:: Items from a data source ::

----------------

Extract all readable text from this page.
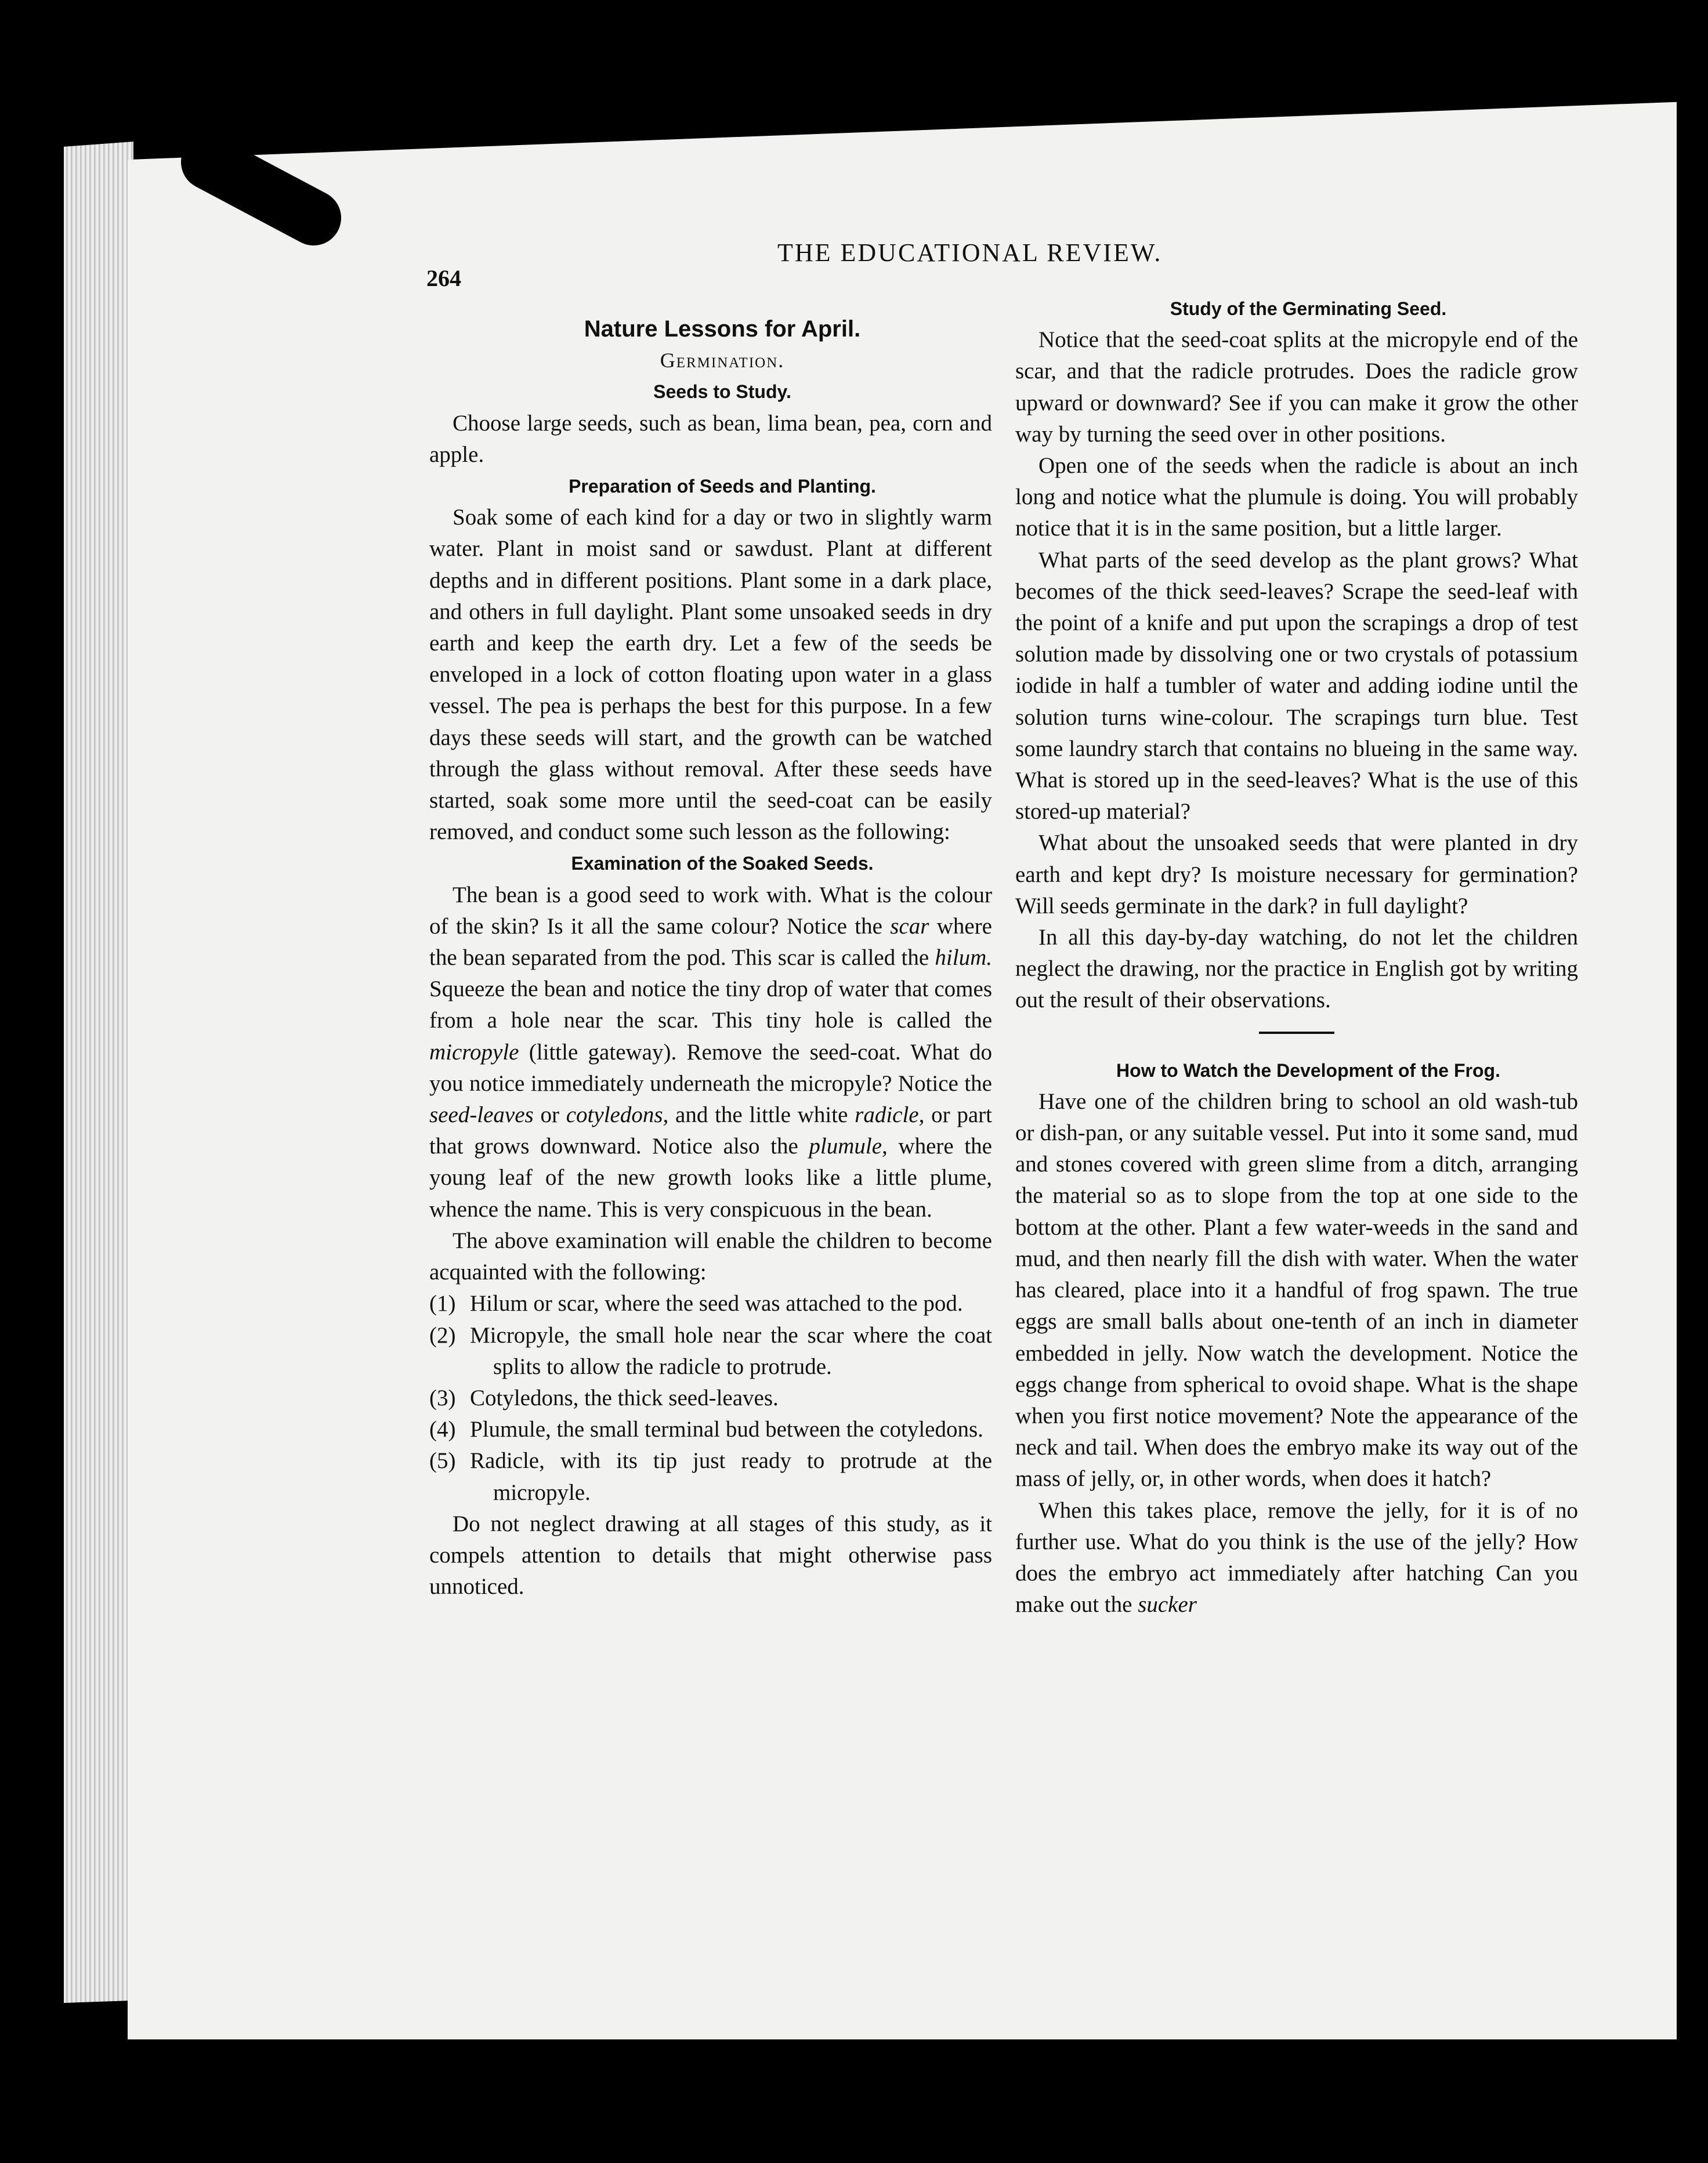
264
THE EDUCATIONAL REVIEW.

Nature Lessons for April.

Germination.

Seeds to Study.

Choose large seeds, such as bean, lima bean, pea, corn and apple.

Preparation of Seeds and Planting.

Soak some of each kind for a day or two in slightly warm water. Plant in moist sand or sawdust. Plant at different depths and in different positions. Plant some in a dark place, and others in full daylight. Plant some unsoaked seeds in dry earth and keep the earth dry. Let a few of the seeds be enveloped in a lock of cotton floating upon water in a glass vessel. The pea is perhaps the best for this purpose. In a few days these seeds will start, and the growth can be watched through the glass without removal. After these seeds have started, soak some more until the seed-coat can be easily removed, and conduct some such lesson as the following:

Examination of the Soaked Seeds.

The bean is a good seed to work with. What is the colour of the skin? Is it all the same colour? Notice the scar where the bean separated from the pod. This scar is called the hilum. Squeeze the bean and notice the tiny drop of water that comes from a hole near the scar. This tiny hole is called the micropyle (little gateway). Remove the seed-coat. What do you notice immediately underneath the micropyle? Notice the seed-leaves or cotyledons, and the little white radicle, or part that grows downward. Notice also the plumule, where the young leaf of the new growth looks like a little plume, whence the name. This is very conspicuous in the bean.

The above examination will enable the children to become acquainted with the following:

(1) Hilum or scar, where the seed was attached to the pod.
(2) Micropyle, the small hole near the scar where the coat splits to allow the radicle to protrude.
(3) Cotyledons, the thick seed-leaves.
(4) Plumule, the small terminal bud between the cotyledons.
(5) Radicle, with its tip just ready to protrude at the micropyle.

Do not neglect drawing at all stages of this study, as it compels attention to details that might otherwise pass unnoticed.

Study of the Germinating Seed.

Notice that the seed-coat splits at the micropyle end of the scar, and that the radicle protrudes. Does the radicle grow upward or downward? See if you can make it grow the other way by turning the seed over in other positions.

Open one of the seeds when the radicle is about an inch long and notice what the plumule is doing. You will probably notice that it is in the same position, but a little larger.

What parts of the seed develop as the plant grows? What becomes of the thick seed-leaves? Scrape the seed-leaf with the point of a knife and put upon the scrapings a drop of test solution made by dissolving one or two crystals of potassium iodide in half a tumbler of water and adding iodine until the solution turns wine-colour. The scrapings turn blue. Test some laundry starch that contains no blueing in the same way. What is stored up in the seed-leaves? What is the use of this stored-up material?

What about the unsoaked seeds that were planted in dry earth and kept dry? Is moisture necessary for germination? Will seeds germinate in the dark? in full daylight?

In all this day-by-day watching, do not let the children neglect the drawing, nor the practice in English got by writing out the result of their observations.

How to Watch the Development of the Frog.

Have one of the children bring to school an old wash-tub or dish-pan, or any suitable vessel. Put into it some sand, mud and stones covered with green slime from a ditch, arranging the material so as to slope from the top at one side to the bottom at the other. Plant a few water-weeds in the sand and mud, and then nearly fill the dish with water. When the water has cleared, place into it a handful of frog spawn. The true eggs are small balls about one-tenth of an inch in diameter embedded in jelly. Now watch the development. Notice the eggs change from spherical to ovoid shape. What is the shape when you first notice movement? Note the appearance of the neck and tail. When does the embryo make its way out of the mass of jelly, or, in other words, when does it hatch?

When this takes place, remove the jelly, for it is of no further use. What do you think is the use of the jelly? How does the embryo act immediately after hatching Can you make out the sucker
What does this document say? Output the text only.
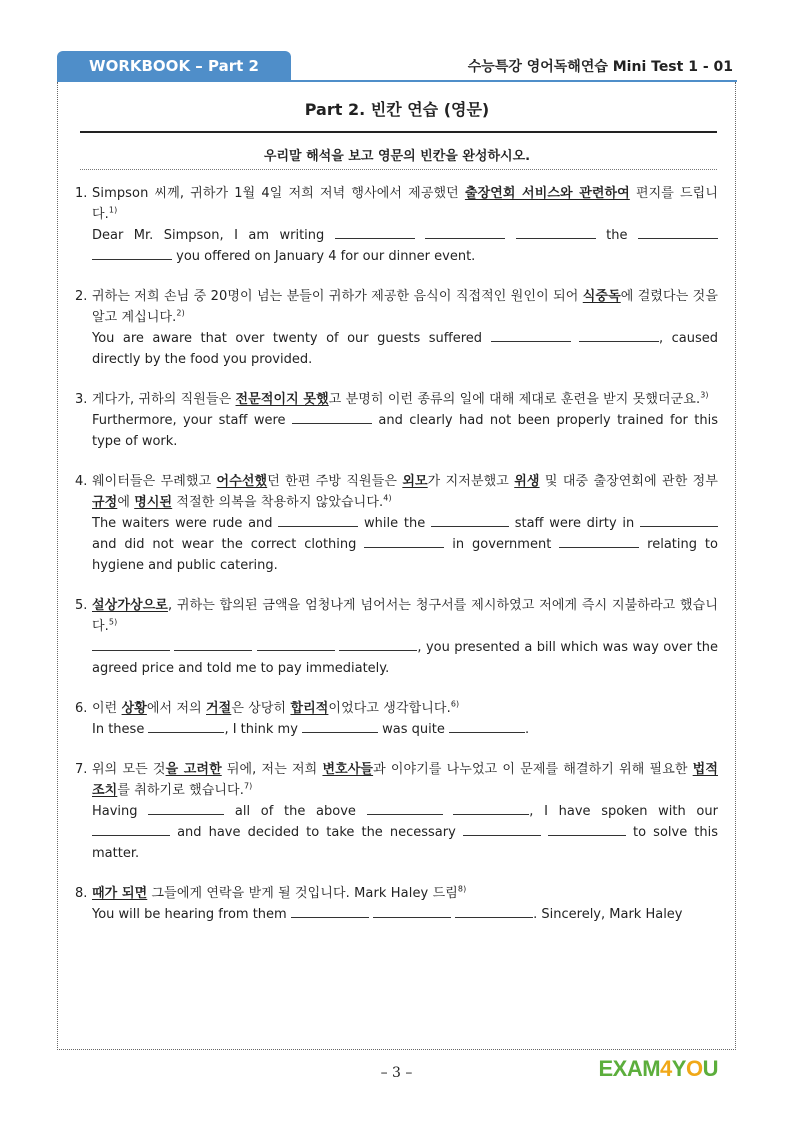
WORKBOOK – Part 2	수능특강 영어독해연습 Mini Test 1 - 01
Part 2. 빈칸 연습 (영문)
우리말 해석을 보고 영문의 빈칸을 완성하시오.
1. Simpson 씨께, 귀하가 1월 4일 저희 저녁 행사에서 제공했던 출장연회 서비스와 관련하여 편지를 드립니다.$^{1)}$
Dear Mr. Simpson, I am writing	the   you offered on January 4 for our dinner event.
2. 귀하는 저희 손님 중 20명이 넘는 분들이 귀하가 제공한 음식이 직접적인 원인이 되어 식중독에 걸렸다는 것을 알고 계십니다.$^{2)}$
You are aware that over twenty of our guests suffered	, caused directly by the food you provided.
3. 게다가, 귀하의 직원들은 전문적이지 못했고 분명히 이런 종류의 일에 대해 제대로 훈련을 받지 못했더군요.$^{3)}$
Furthermore, your staff were	and clearly had not been properly trained for this type of work.
4. 웨이터들은 무례했고 어수선했던 한편 주방 직원들은 외모가 지저분했고 위생 및 대중 출장연회에 관한 정부 규정에 명시된 적절한 의복을 착용하지 않았습니다.$^{4)}$
The waiters were rude and	while the	staff were dirty in  and did not wear the correct clothing	in government	relating to hygiene and public catering.
5. 설상가상으로, 귀하는 합의된 금액을 엄청나게 넘어서는 청구서를 제시하였고 저에게 즉시 지불하라고 했습니다.$^{5)}$
, you presented a bill which was way over the agreed price and told me to pay immediately.
6. 이런 상황에서 저의 거절은 상당히 합리적이었다고 생각합니다.$^{6)}$
In these	, I think my	was quite	.
7. 위의 모든 것을 고려한 뒤에, 저는 저희 변호사들과 이야기를 나누었고 이 문제를 해결하기 위해 필요한 법적 조치를 취하기로 했습니다.$^{7)}$
Having	all of the above	, I have spoken with our  and have decided to take the necessary	to solve this matter.
8. 때가 되면 그들에게 연락을 받게 될 것입니다. Mark Haley 드림$^{8)}$
You will be hearing from them	. Sincerely, Mark Haley
– 3 –	EXAM4YOU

----------------

:: WHAT YOU WILL DO ::
Omit every image. Quote each record exactly.

:: ANSWER FOR THE TASK ::
Extract all readable text from this page.
264
THE EDUCATIONAL REVIEW.

Nature Lessons for April.

Germination.

Seeds to Study.

Choose large seeds, such as bean, lima bean, pea, corn and apple.

Preparation of Seeds and Planting.

Soak some of each kind for a day or two in slightly warm water. Plant in moist sand or sawdust. Plant at different depths and in different positions. Plant some in a dark place, and others in full daylight. Plant some unsoaked seeds in dry earth and keep the earth dry. Let a few of the seeds be enveloped in a lock of cotton floating upon water in a glass vessel. The pea is perhaps the best for this purpose. In a few days these seeds will start, and the growth can be watched through the glass without removal. After these seeds have started, soak some more until the seed-coat can be easily removed, and conduct some such lesson as the following:

Examination of the Soaked Seeds.

The bean is a good seed to work with. What is the colour of the skin? Is it all the same colour? Notice the scar where the bean separated from the pod. This scar is called the hilum. Squeeze the bean and notice the tiny drop of water that comes from a hole near the scar. This tiny hole is called the micropyle (little gateway). Remove the seed-coat. What do you notice immediately underneath the micropyle? Notice the seed-leaves or cotyledons, and the little white radicle, or part that grows downward. Notice also the plumule, where the young leaf of the new growth looks like a little plume, whence the name. This is very conspicuous in the bean.

The above examination will enable the children to become acquainted with the following:

(1) Hilum or scar, where the seed was attached to the pod.
(2) Micropyle, the small hole near the scar where the coat splits to allow the radicle to protrude.
(3) Cotyledons, the thick seed-leaves.
(4) Plumule, the small terminal bud between the cotyledons.
(5) Radicle, with its tip just ready to protrude at the micropyle.

Do not neglect drawing at all stages of this study, as it compels attention to details that might otherwise pass unnoticed.

Study of the Germinating Seed.

Notice that the seed-coat splits at the micropyle end of the scar, and that the radicle protrudes. Does the radicle grow upward or downward? See if you can make it grow the other way by turning the seed over in other positions.

Open one of the seeds when the radicle is about an inch long and notice what the plumule is doing. You will probably notice that it is in the same position, but a little larger.

What parts of the seed develop as the plant grows? What becomes of the thick seed-leaves? Scrape the seed-leaf with the point of a knife and put upon the scrapings a drop of test solution made by dissolving one or two crystals of potassium iodide in half a tumbler of water and adding iodine until the solution turns wine-colour. The scrapings turn blue. Test some laundry starch that contains no blueing in the same way. What is stored up in the seed-leaves? What is the use of this stored-up material?

What about the unsoaked seeds that were planted in dry earth and kept dry? Is moisture necessary for germination? Will seeds germinate in the dark? in full daylight?

In all this day-by-day watching, do not let the children neglect the drawing, nor the practice in English got by writing out the result of their observations.

How to Watch the Development of the Frog.

Have one of the children bring to school an old wash-tub or dish-pan, or any suitable vessel. Put into it some sand, mud and stones covered with green slime from a ditch, arranging the material so as to slope from the top at one side to the bottom at the other. Plant a few water-weeds in the sand and mud, and then nearly fill the dish with water. When the water has cleared, place into it a handful of frog spawn. The true eggs are small balls about one-tenth of an inch in diameter embedded in jelly. Now watch the development. Notice the eggs change from spherical to ovoid shape. What is the shape when you first notice movement? Note the appearance of the neck and tail. When does the embryo make its way out of the mass of jelly, or, in other words, when does it hatch?

When this takes place, remove the jelly, for it is of no further use. What do you think is the use of the jelly? How does the embryo act immediately after hatching Can you make out the sucker
What does this document say? Output the text only.
WORKBOOK – Part 2	수능특강 영어독해연습 Mini Test 1 - 01
Part 2. 빈칸 연습 (영문)
우리말 해석을 보고 영문의 빈칸을 완성하시오.
1. Simpson 씨께, 귀하가 1월 4일 저희 저녁 행사에서 제공했던 출장연회 서비스와 관련하여 편지를 드립니다.$^{1)}$
Dear Mr. Simpson, I am writing	the   you offered on January 4 for our dinner event.
2. 귀하는 저희 손님 중 20명이 넘는 분들이 귀하가 제공한 음식이 직접적인 원인이 되어 식중독에 걸렸다는 것을 알고 계십니다.$^{2)}$
You are aware that over twenty of our guests suffered	, caused directly by the food you provided.
3. 게다가, 귀하의 직원들은 전문적이지 못했고 분명히 이런 종류의 일에 대해 제대로 훈련을 받지 못했더군요.$^{3)}$
Furthermore, your staff were	and clearly had not been properly trained for this type of work.
4. 웨이터들은 무례했고 어수선했던 한편 주방 직원들은 외모가 지저분했고 위생 및 대중 출장연회에 관한 정부 규정에 명시된 적절한 의복을 착용하지 않았습니다.$^{4)}$
The waiters were rude and	while the	staff were dirty in  and did not wear the correct clothing	in government	relating to hygiene and public catering.
5. 설상가상으로, 귀하는 합의된 금액을 엄청나게 넘어서는 청구서를 제시하였고 저에게 즉시 지불하라고 했습니다.$^{5)}$
, you presented a bill which was way over the agreed price and told me to pay immediately.
6. 이런 상황에서 저의 거절은 상당히 합리적이었다고 생각합니다.$^{6)}$
In these	, I think my	was quite	.
7. 위의 모든 것을 고려한 뒤에, 저는 저희 변호사들과 이야기를 나누었고 이 문제를 해결하기 위해 필요한 법적 조치를 취하기로 했습니다.$^{7)}$
Having	all of the above	, I have spoken with our  and have decided to take the necessary	to solve this matter.
8. 때가 되면 그들에게 연락을 받게 될 것입니다. Mark Haley 드림$^{8)}$
You will be hearing from them	. Sincerely, Mark Haley
– 3 –	EXAM4YOU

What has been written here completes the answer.